** begin Supplied material **

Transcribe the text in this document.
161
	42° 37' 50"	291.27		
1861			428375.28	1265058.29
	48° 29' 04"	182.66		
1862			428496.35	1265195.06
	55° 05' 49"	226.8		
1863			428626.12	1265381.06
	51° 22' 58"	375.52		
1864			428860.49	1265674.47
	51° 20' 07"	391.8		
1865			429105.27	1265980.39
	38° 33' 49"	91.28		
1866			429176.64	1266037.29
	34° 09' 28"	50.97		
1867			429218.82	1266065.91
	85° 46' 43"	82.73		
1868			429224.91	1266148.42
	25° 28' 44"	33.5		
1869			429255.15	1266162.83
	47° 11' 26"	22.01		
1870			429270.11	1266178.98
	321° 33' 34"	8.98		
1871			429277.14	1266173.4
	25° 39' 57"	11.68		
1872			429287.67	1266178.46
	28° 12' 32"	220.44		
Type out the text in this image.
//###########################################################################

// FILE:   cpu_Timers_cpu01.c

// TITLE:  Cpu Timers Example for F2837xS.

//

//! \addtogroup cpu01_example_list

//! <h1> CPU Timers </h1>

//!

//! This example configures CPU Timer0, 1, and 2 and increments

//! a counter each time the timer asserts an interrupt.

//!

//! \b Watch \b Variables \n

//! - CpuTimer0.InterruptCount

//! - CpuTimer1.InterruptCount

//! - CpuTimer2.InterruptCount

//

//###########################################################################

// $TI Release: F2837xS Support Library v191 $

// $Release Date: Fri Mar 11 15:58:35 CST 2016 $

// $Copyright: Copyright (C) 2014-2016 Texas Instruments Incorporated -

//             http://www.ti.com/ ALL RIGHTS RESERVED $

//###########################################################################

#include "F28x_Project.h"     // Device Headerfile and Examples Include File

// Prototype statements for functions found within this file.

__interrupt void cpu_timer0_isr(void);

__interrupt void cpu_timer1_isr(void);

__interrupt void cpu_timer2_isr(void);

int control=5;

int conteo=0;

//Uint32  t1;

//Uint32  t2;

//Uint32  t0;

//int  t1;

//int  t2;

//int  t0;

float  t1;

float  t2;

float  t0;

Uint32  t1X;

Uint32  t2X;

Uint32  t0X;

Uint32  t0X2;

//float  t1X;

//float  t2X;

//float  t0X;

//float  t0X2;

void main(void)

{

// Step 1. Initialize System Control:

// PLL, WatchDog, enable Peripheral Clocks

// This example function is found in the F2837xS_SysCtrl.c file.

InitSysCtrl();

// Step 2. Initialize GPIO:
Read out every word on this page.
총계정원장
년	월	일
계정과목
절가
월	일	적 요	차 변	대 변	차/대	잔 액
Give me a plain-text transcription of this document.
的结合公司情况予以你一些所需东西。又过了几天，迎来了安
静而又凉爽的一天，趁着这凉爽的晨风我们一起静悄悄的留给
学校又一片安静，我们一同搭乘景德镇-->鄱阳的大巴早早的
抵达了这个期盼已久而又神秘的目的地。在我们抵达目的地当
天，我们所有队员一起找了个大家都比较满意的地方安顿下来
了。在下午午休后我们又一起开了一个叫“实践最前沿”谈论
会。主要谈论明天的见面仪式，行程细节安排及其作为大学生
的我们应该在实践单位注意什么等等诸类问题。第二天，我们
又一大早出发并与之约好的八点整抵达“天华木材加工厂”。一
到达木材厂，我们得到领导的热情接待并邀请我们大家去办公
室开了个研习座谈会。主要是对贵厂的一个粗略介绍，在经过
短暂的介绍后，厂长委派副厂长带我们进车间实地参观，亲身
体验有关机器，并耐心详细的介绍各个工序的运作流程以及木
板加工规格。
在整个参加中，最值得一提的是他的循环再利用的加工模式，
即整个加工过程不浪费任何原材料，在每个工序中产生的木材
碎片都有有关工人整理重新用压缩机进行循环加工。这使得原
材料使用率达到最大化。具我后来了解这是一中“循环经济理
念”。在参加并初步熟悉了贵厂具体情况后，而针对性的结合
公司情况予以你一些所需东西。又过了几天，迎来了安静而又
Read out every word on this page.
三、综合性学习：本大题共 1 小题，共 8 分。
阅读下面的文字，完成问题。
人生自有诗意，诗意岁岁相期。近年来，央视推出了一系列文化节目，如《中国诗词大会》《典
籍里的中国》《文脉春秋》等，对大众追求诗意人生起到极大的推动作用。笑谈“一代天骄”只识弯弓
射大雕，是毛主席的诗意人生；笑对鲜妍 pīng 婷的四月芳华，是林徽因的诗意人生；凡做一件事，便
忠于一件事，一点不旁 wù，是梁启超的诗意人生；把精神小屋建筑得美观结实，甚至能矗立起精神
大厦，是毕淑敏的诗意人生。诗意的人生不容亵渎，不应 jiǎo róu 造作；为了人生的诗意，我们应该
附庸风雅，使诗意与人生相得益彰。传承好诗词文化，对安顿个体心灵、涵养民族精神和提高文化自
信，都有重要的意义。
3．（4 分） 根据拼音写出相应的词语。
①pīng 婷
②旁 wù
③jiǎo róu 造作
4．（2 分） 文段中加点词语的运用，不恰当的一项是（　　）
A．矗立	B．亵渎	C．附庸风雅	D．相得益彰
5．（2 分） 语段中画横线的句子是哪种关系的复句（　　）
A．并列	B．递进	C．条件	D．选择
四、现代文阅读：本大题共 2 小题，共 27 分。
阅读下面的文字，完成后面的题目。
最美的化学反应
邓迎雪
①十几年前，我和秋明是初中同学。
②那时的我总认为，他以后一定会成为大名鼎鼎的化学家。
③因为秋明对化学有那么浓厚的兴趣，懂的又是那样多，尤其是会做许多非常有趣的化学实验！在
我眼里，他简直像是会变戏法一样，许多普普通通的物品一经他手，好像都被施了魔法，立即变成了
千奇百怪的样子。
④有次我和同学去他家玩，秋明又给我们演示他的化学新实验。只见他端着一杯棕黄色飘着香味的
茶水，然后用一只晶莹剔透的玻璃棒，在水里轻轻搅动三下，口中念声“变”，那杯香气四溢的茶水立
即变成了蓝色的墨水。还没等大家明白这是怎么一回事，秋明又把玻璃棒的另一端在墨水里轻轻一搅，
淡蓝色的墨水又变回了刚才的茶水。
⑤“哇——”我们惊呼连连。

** end Supplied material **

Exercise
Copy the records above exactly as they appear.

Solution to the exercise
Transcribe the text in this document.
161
	42° 37' 50"	291.27		
1861			428375.28	1265058.29
	48° 29' 04"	182.66		
1862			428496.35	1265195.06
	55° 05' 49"	226.8		
1863			428626.12	1265381.06
	51° 22' 58"	375.52		
1864			428860.49	1265674.47
	51° 20' 07"	391.8		
1865			429105.27	1265980.39
	38° 33' 49"	91.28		
1866			429176.64	1266037.29
	34° 09' 28"	50.97		
1867			429218.82	1266065.91
	85° 46' 43"	82.73		
1868			429224.91	1266148.42
	25° 28' 44"	33.5		
1869			429255.15	1266162.83
	47° 11' 26"	22.01		
1870			429270.11	1266178.98
	321° 33' 34"	8.98		
1871			429277.14	1266173.4
	25° 39' 57"	11.68		
1872			429287.67	1266178.46
	28° 12' 32"	220.44		
Type out the text in this image.
//###########################################################################

// FILE:   cpu_Timers_cpu01.c

// TITLE:  Cpu Timers Example for F2837xS.

//

//! \addtogroup cpu01_example_list

//! <h1> CPU Timers </h1>

//!

//! This example configures CPU Timer0, 1, and 2 and increments

//! a counter each time the timer asserts an interrupt.

//!

//! \b Watch \b Variables \n

//! - CpuTimer0.InterruptCount

//! - CpuTimer1.InterruptCount

//! - CpuTimer2.InterruptCount

//

//###########################################################################

// $TI Release: F2837xS Support Library v191 $

// $Release Date: Fri Mar 11 15:58:35 CST 2016 $

// $Copyright: Copyright (C) 2014-2016 Texas Instruments Incorporated -

//             http://www.ti.com/ ALL RIGHTS RESERVED $

//###########################################################################

#include "F28x_Project.h"     // Device Headerfile and Examples Include File

// Prototype statements for functions found within this file.

__interrupt void cpu_timer0_isr(void);

__interrupt void cpu_timer1_isr(void);

__interrupt void cpu_timer2_isr(void);

int control=5;

int conteo=0;

//Uint32  t1;

//Uint32  t2;

//Uint32  t0;

//int  t1;

//int  t2;

//int  t0;

float  t1;

float  t2;

float  t0;

Uint32  t1X;

Uint32  t2X;

Uint32  t0X;

Uint32  t0X2;

//float  t1X;

//float  t2X;

//float  t0X;

//float  t0X2;

void main(void)

{

// Step 1. Initialize System Control:

// PLL, WatchDog, enable Peripheral Clocks

// This example function is found in the F2837xS_SysCtrl.c file.

InitSysCtrl();

// Step 2. Initialize GPIO:
Read out every word on this page.
총계정원장
년	월	일
계정과목
절가
월	일	적 요	차 변	대 변	차/대	잔 액
Give me a plain-text transcription of this document.
的结合公司情况予以你一些所需东西。又过了几天，迎来了安
静而又凉爽的一天，趁着这凉爽的晨风我们一起静悄悄的留给
学校又一片安静，我们一同搭乘景德镇-->鄱阳的大巴早早的
抵达了这个期盼已久而又神秘的目的地。在我们抵达目的地当
天，我们所有队员一起找了个大家都比较满意的地方安顿下来
了。在下午午休后我们又一起开了一个叫“实践最前沿”谈论
会。主要谈论明天的见面仪式，行程细节安排及其作为大学生
的我们应该在实践单位注意什么等等诸类问题。第二天，我们
又一大早出发并与之约好的八点整抵达“天华木材加工厂”。一
到达木材厂，我们得到领导的热情接待并邀请我们大家去办公
室开了个研习座谈会。主要是对贵厂的一个粗略介绍，在经过
短暂的介绍后，厂长委派副厂长带我们进车间实地参观，亲身
体验有关机器，并耐心详细的介绍各个工序的运作流程以及木
板加工规格。
在整个参加中，最值得一提的是他的循环再利用的加工模式，
即整个加工过程不浪费任何原材料，在每个工序中产生的木材
碎片都有有关工人整理重新用压缩机进行循环加工。这使得原
材料使用率达到最大化。具我后来了解这是一中“循环经济理
念”。在参加并初步熟悉了贵厂具体情况后，而针对性的结合
公司情况予以你一些所需东西。又过了几天，迎来了安静而又
Read out every word on this page.
三、综合性学习：本大题共 1 小题，共 8 分。
阅读下面的文字，完成问题。
人生自有诗意，诗意岁岁相期。近年来，央视推出了一系列文化节目，如《中国诗词大会》《典
籍里的中国》《文脉春秋》等，对大众追求诗意人生起到极大的推动作用。笑谈“一代天骄”只识弯弓
射大雕，是毛主席的诗意人生；笑对鲜妍 pīng 婷的四月芳华，是林徽因的诗意人生；凡做一件事，便
忠于一件事，一点不旁 wù，是梁启超的诗意人生；把精神小屋建筑得美观结实，甚至能矗立起精神
大厦，是毕淑敏的诗意人生。诗意的人生不容亵渎，不应 jiǎo róu 造作；为了人生的诗意，我们应该
附庸风雅，使诗意与人生相得益彰。传承好诗词文化，对安顿个体心灵、涵养民族精神和提高文化自
信，都有重要的意义。
3．（4 分） 根据拼音写出相应的词语。
①pīng 婷
②旁 wù
③jiǎo róu 造作
4．（2 分） 文段中加点词语的运用，不恰当的一项是（　　）
A．矗立	B．亵渎	C．附庸风雅	D．相得益彰
5．（2 分） 语段中画横线的句子是哪种关系的复句（　　）
A．并列	B．递进	C．条件	D．选择
四、现代文阅读：本大题共 2 小题，共 27 分。
阅读下面的文字，完成后面的题目。
最美的化学反应
邓迎雪
①十几年前，我和秋明是初中同学。
②那时的我总认为，他以后一定会成为大名鼎鼎的化学家。
③因为秋明对化学有那么浓厚的兴趣，懂的又是那样多，尤其是会做许多非常有趣的化学实验！在
我眼里，他简直像是会变戏法一样，许多普普通通的物品一经他手，好像都被施了魔法，立即变成了
千奇百怪的样子。
④有次我和同学去他家玩，秋明又给我们演示他的化学新实验。只见他端着一杯棕黄色飘着香味的
茶水，然后用一只晶莹剔透的玻璃棒，在水里轻轻搅动三下，口中念声“变”，那杯香气四溢的茶水立
即变成了蓝色的墨水。还没等大家明白这是怎么一回事，秋明又把玻璃棒的另一端在墨水里轻轻一搅，
淡蓝色的墨水又变回了刚才的茶水。
⑤“哇——”我们惊呼连连。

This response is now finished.